What the task asks:
Leave out the pictures and repeat the rest of the material exactly.

[Dataset records on visual material]
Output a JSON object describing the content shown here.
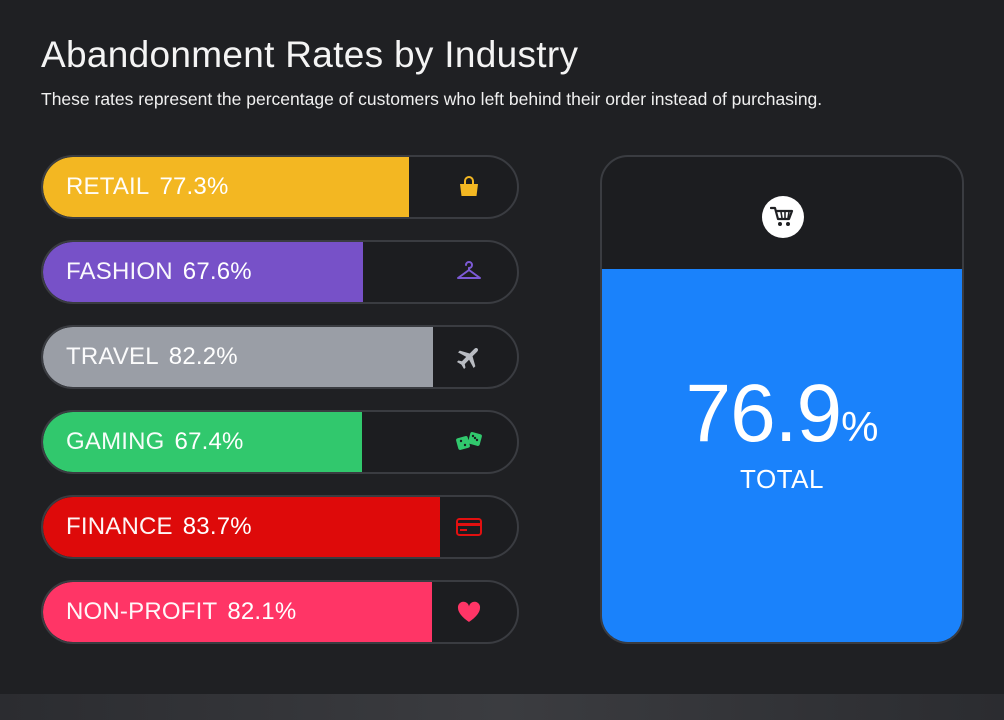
{
  "chart_data": {
    "type": "bar",
    "title": "Abandonment Rates by Industry",
    "subtitle": "These rates represent the percentage of customers who left behind their order instead of purchasing.",
    "unit": "%",
    "ylim": [
      0,
      100
    ],
    "series": [
      {
        "label": "RETAIL",
        "value": 77.3,
        "value_text": "77.3%",
        "color": "#f3b722",
        "icon": "shopping-bag-icon",
        "icon_color": "#f3b722"
      },
      {
        "label": "FASHION",
        "value": 67.6,
        "value_text": "67.6%",
        "color": "#7751c8",
        "icon": "hanger-icon",
        "icon_color": "#7c5ad6"
      },
      {
        "label": "TRAVEL",
        "value": 82.2,
        "value_text": "82.2%",
        "color": "#9a9ea6",
        "icon": "airplane-icon",
        "icon_color": "#b9bcc2"
      },
      {
        "label": "GAMING",
        "value": 67.4,
        "value_text": "67.4%",
        "color": "#31c86d",
        "icon": "dice-icon",
        "icon_color": "#31c86d"
      },
      {
        "label": "FINANCE",
        "value": 83.7,
        "value_text": "83.7%",
        "color": "#de0a0a",
        "icon": "credit-card-icon",
        "icon_color": "#e21010"
      },
      {
        "label": "NON-PROFIT",
        "value": 82.1,
        "value_text": "82.1%",
        "color": "#ff3566",
        "icon": "heart-icon",
        "icon_color": "#ff3566"
      }
    ],
    "total": {
      "value": 76.9,
      "number_text": "76.9",
      "unit_text": "%",
      "label": "TOTAL",
      "color": "#1a82fb",
      "icon": "shopping-cart-icon"
    }
  }
}
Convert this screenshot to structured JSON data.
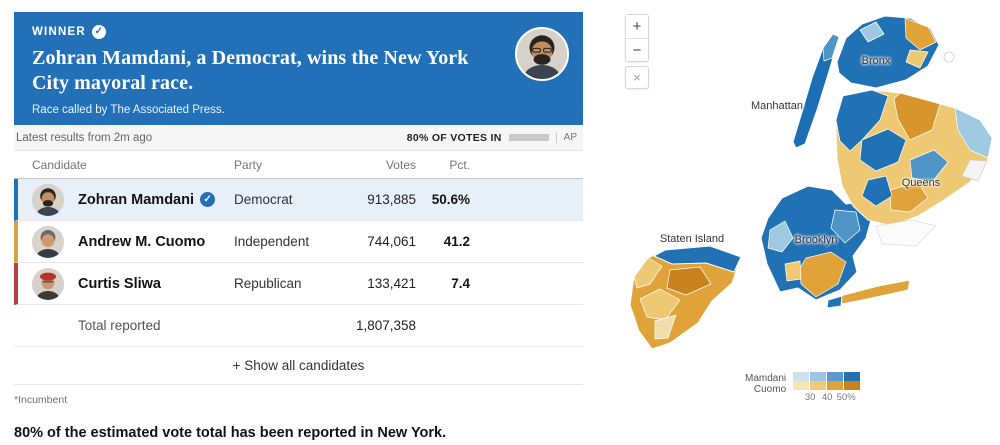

Result for this task:
Output a JSON object describing the content shown here.
{
  "chart_data": {
    "type": "bar",
    "title": "Abandonment Rates by Industry",
    "subtitle": "These rates represent the percentage of customers who left behind their order instead of purchasing.",
    "unit": "%",
    "ylim": [
      0,
      100
    ],
    "series": [
      {
        "label": "RETAIL",
        "value": 77.3,
        "value_text": "77.3%",
        "color": "#f3b722",
        "icon": "shopping-bag-icon",
        "icon_color": "#f3b722"
      },
      {
        "label": "FASHION",
        "value": 67.6,
        "value_text": "67.6%",
        "color": "#7751c8",
        "icon": "hanger-icon",
        "icon_color": "#7c5ad6"
      },
      {
        "label": "TRAVEL",
        "value": 82.2,
        "value_text": "82.2%",
        "color": "#9a9ea6",
        "icon": "airplane-icon",
        "icon_color": "#b9bcc2"
      },
      {
        "label": "GAMING",
        "value": 67.4,
        "value_text": "67.4%",
        "color": "#31c86d",
        "icon": "dice-icon",
        "icon_color": "#31c86d"
      },
      {
        "label": "FINANCE",
        "value": 83.7,
        "value_text": "83.7%",
        "color": "#de0a0a",
        "icon": "credit-card-icon",
        "icon_color": "#e21010"
      },
      {
        "label": "NON-PROFIT",
        "value": 82.1,
        "value_text": "82.1%",
        "color": "#ff3566",
        "icon": "heart-icon",
        "icon_color": "#ff3566"
      }
    ],
    "total": {
      "value": 76.9,
      "number_text": "76.9",
      "unit_text": "%",
      "label": "TOTAL",
      "color": "#1a82fb",
      "icon": "shopping-cart-icon"
    }
  }
}
Convert this screenshot to structured JSON data.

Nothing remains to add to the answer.